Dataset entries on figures
******************************

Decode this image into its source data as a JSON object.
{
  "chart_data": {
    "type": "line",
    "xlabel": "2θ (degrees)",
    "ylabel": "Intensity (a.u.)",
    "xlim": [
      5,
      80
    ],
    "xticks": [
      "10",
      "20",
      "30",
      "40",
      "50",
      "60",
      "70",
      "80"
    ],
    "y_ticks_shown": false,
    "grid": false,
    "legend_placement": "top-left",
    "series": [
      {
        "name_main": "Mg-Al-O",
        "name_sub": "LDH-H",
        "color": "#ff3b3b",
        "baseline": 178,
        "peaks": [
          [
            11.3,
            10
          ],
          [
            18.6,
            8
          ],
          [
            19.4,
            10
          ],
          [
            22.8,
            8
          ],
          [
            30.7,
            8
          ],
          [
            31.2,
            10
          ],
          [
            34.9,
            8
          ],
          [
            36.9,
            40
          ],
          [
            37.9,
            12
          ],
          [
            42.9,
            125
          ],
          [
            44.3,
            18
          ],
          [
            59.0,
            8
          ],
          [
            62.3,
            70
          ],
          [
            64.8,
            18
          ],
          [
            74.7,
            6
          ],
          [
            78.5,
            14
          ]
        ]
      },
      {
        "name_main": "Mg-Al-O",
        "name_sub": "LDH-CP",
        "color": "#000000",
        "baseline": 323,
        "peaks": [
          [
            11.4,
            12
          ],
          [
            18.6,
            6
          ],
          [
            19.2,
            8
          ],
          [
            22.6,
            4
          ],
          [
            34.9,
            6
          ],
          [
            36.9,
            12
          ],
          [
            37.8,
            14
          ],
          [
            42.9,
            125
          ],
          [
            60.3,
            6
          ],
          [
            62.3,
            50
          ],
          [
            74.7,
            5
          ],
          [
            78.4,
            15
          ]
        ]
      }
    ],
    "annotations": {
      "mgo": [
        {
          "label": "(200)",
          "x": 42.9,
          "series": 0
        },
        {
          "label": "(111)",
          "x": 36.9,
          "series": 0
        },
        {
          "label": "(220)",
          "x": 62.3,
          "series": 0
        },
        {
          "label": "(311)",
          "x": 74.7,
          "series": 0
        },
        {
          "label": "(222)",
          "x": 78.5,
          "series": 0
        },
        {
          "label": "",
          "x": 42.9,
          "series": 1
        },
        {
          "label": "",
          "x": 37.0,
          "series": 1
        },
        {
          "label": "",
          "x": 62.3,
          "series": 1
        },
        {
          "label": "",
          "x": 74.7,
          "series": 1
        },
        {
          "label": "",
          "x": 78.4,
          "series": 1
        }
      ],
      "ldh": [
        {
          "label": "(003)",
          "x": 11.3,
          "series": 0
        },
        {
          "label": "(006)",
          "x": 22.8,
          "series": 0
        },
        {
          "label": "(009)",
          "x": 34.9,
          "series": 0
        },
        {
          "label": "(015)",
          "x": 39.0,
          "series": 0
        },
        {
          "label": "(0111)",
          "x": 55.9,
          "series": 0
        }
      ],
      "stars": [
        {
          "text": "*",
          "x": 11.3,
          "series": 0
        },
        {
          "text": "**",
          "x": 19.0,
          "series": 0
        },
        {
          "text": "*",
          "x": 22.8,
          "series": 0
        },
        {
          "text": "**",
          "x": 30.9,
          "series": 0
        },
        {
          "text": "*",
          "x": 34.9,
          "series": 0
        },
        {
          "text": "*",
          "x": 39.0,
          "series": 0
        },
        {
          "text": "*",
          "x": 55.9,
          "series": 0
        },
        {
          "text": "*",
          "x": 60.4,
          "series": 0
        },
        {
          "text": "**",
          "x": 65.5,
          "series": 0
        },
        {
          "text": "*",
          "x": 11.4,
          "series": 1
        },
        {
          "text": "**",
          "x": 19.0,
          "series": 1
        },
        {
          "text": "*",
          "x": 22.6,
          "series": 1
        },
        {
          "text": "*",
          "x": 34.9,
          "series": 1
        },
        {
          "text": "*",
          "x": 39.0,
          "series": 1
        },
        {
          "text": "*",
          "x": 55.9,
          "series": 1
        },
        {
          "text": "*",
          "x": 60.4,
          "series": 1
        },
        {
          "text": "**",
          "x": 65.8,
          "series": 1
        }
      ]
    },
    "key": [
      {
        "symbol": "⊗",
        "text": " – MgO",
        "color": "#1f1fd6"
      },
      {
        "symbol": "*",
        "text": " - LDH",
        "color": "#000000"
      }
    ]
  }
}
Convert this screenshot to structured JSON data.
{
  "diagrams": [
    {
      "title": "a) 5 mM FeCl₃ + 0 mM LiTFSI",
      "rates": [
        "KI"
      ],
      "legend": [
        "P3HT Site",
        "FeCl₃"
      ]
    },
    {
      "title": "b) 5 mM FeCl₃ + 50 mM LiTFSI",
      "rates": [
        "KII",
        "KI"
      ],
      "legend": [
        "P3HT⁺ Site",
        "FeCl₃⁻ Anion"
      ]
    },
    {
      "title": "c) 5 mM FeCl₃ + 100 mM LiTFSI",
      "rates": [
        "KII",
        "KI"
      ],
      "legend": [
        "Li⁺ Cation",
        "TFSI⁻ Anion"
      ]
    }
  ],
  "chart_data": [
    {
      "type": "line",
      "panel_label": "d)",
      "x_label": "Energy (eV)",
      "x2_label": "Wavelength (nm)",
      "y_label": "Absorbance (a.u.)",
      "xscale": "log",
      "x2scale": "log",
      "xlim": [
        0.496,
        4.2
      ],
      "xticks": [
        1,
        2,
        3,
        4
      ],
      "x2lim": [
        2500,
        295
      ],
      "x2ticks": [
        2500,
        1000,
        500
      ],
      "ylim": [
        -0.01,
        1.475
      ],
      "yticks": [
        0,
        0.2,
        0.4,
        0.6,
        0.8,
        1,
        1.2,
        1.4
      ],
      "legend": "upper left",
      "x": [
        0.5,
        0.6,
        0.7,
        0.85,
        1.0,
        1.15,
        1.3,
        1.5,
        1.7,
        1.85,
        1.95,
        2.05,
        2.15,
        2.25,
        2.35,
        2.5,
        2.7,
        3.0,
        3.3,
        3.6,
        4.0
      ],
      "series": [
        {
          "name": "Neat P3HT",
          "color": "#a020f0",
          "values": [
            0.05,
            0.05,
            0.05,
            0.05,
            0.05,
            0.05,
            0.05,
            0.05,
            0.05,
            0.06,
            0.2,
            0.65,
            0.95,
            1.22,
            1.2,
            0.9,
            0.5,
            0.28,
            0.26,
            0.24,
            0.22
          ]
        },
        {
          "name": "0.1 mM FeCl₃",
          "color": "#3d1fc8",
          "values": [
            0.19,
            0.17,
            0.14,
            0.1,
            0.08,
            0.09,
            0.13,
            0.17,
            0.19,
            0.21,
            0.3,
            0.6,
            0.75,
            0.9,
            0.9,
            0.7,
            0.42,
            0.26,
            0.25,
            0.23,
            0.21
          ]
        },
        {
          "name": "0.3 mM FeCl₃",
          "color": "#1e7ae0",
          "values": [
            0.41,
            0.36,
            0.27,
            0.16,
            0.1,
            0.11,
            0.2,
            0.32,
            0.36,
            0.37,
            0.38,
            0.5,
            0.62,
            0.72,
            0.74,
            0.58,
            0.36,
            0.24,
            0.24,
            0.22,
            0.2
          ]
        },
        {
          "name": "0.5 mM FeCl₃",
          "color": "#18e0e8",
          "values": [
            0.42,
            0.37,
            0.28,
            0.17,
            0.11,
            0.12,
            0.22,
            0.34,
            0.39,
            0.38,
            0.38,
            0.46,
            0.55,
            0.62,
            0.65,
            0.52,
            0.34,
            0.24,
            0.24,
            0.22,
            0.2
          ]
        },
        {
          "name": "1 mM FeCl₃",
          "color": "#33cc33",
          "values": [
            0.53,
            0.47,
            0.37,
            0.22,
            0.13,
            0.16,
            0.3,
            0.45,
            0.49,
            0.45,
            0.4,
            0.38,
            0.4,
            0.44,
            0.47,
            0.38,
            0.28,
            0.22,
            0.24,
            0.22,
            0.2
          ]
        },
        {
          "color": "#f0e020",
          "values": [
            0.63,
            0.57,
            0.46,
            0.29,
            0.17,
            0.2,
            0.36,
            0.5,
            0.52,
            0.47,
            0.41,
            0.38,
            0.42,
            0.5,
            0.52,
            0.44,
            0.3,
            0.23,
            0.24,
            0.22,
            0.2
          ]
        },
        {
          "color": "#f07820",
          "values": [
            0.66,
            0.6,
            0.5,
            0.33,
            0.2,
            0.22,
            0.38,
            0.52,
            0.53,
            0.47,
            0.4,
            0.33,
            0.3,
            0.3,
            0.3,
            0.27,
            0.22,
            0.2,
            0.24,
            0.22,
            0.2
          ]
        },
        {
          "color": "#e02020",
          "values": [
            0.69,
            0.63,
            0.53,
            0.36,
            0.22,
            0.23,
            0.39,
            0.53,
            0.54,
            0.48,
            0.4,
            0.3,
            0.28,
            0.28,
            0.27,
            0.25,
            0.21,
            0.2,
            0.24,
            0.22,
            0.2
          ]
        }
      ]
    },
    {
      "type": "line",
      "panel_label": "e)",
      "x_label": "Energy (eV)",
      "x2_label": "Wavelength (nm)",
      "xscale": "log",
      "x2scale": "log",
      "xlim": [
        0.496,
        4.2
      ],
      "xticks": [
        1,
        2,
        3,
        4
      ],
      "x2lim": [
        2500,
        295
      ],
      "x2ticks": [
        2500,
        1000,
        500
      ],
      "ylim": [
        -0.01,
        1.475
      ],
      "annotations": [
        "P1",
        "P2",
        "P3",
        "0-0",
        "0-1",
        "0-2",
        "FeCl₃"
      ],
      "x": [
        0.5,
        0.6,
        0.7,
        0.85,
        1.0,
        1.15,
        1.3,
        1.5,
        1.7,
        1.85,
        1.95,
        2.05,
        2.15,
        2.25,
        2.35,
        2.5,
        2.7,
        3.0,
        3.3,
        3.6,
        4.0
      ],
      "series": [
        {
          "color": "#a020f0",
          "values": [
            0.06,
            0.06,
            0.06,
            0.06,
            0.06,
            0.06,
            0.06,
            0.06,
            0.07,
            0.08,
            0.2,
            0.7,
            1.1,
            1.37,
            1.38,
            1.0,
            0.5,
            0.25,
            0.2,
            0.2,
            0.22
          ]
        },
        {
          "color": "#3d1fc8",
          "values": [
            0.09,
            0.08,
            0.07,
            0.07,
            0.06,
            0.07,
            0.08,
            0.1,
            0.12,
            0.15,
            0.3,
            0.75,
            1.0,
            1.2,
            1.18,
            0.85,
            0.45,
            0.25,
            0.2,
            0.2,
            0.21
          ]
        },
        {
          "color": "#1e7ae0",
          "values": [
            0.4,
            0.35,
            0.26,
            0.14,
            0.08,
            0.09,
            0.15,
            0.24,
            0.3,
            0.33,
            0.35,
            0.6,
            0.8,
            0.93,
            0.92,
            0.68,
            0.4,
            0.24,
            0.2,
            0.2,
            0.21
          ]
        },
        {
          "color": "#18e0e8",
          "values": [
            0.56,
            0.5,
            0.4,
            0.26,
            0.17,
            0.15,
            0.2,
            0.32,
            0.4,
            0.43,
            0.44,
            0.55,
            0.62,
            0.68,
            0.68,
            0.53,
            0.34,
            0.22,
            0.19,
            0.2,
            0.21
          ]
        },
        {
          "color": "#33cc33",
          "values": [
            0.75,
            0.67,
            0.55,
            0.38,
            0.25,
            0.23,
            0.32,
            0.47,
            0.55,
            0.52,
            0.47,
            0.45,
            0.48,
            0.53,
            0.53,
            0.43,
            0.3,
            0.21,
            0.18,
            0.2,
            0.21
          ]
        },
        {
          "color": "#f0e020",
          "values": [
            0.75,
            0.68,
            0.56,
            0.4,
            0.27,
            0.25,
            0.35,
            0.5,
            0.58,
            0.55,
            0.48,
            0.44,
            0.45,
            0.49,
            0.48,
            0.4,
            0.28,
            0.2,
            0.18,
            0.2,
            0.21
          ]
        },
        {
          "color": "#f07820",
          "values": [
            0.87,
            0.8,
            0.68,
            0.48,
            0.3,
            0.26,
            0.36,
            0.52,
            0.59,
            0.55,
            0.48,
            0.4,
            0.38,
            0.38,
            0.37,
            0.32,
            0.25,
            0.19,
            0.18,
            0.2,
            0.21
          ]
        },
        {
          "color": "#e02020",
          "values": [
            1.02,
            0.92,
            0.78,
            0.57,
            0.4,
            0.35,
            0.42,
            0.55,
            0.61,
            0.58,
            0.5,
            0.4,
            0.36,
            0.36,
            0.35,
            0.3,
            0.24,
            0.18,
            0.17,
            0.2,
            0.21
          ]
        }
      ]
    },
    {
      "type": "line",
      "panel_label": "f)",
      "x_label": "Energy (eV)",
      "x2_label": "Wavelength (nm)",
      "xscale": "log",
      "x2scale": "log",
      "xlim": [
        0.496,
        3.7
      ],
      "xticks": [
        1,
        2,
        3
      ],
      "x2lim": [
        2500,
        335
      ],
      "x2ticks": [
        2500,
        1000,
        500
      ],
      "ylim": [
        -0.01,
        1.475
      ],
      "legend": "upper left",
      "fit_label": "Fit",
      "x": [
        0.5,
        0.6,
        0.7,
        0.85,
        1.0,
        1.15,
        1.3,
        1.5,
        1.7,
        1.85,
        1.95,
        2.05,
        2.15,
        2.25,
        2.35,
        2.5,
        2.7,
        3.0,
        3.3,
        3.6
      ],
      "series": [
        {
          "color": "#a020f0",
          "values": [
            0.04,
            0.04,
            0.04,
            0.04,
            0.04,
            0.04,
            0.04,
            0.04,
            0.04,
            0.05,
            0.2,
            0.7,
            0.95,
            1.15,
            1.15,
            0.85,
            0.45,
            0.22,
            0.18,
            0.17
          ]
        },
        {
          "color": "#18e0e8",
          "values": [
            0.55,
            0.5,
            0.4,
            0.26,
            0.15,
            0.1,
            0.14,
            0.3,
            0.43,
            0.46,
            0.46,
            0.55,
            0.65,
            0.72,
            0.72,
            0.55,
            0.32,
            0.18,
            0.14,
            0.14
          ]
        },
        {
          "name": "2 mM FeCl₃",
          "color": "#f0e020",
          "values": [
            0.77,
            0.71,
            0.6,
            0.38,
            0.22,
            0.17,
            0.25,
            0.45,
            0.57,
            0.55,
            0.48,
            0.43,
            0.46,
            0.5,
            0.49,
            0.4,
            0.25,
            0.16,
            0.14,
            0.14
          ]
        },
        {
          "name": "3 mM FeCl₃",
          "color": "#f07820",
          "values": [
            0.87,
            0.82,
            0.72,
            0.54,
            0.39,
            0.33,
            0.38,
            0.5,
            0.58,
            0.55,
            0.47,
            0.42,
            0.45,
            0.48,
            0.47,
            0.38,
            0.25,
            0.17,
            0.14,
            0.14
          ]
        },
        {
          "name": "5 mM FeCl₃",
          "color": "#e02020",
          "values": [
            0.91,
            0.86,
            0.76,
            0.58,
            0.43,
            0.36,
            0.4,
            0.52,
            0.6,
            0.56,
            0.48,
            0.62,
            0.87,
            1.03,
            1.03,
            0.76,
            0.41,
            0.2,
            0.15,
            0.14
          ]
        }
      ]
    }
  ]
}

******************************

REQUEST:
Identify every line above with the string "LiTFSI" in it. Copy those lines.

FINISHED TASK:
      "title": "a) 5 mM FeCl₃ + 0 mM LiTFSI",
      "title": "b) 5 mM FeCl₃ + 50 mM LiTFSI",
      "title": "c) 5 mM FeCl₃ + 100 mM LiTFSI",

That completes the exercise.